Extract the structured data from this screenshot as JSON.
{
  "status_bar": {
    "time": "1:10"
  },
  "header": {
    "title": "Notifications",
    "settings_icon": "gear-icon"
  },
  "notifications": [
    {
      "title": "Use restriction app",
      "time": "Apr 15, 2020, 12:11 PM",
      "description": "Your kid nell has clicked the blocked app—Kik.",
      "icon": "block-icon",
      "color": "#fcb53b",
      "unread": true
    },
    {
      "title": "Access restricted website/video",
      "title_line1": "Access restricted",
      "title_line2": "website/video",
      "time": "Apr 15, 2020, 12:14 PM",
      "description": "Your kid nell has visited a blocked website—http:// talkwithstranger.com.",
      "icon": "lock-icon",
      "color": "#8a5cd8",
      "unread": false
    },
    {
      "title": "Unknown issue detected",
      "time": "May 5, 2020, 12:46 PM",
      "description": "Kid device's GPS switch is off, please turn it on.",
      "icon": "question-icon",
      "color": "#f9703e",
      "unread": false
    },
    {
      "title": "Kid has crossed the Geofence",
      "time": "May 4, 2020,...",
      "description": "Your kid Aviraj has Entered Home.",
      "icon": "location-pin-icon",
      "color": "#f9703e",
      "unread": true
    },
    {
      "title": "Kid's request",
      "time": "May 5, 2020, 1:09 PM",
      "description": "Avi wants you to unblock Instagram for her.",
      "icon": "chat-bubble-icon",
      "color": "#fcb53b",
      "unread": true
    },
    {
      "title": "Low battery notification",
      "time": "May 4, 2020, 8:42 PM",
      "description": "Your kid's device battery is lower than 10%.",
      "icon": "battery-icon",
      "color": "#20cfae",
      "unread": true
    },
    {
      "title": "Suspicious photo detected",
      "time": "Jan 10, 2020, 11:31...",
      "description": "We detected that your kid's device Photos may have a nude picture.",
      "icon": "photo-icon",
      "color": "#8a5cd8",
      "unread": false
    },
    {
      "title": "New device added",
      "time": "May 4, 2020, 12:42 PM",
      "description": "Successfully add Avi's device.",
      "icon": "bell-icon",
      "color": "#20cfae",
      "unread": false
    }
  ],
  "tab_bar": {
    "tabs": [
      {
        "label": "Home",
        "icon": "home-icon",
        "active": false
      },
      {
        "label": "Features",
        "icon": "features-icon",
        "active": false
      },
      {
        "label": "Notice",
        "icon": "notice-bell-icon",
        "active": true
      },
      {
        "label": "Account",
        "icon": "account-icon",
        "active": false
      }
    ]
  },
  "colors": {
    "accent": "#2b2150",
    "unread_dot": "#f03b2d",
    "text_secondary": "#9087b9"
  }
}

= = =

Copy each line of the records that contains the word "battery".

      "title": "Low battery notification",
      "description": "Your kid's device battery is lower than 10%.",
      "icon": "battery-icon",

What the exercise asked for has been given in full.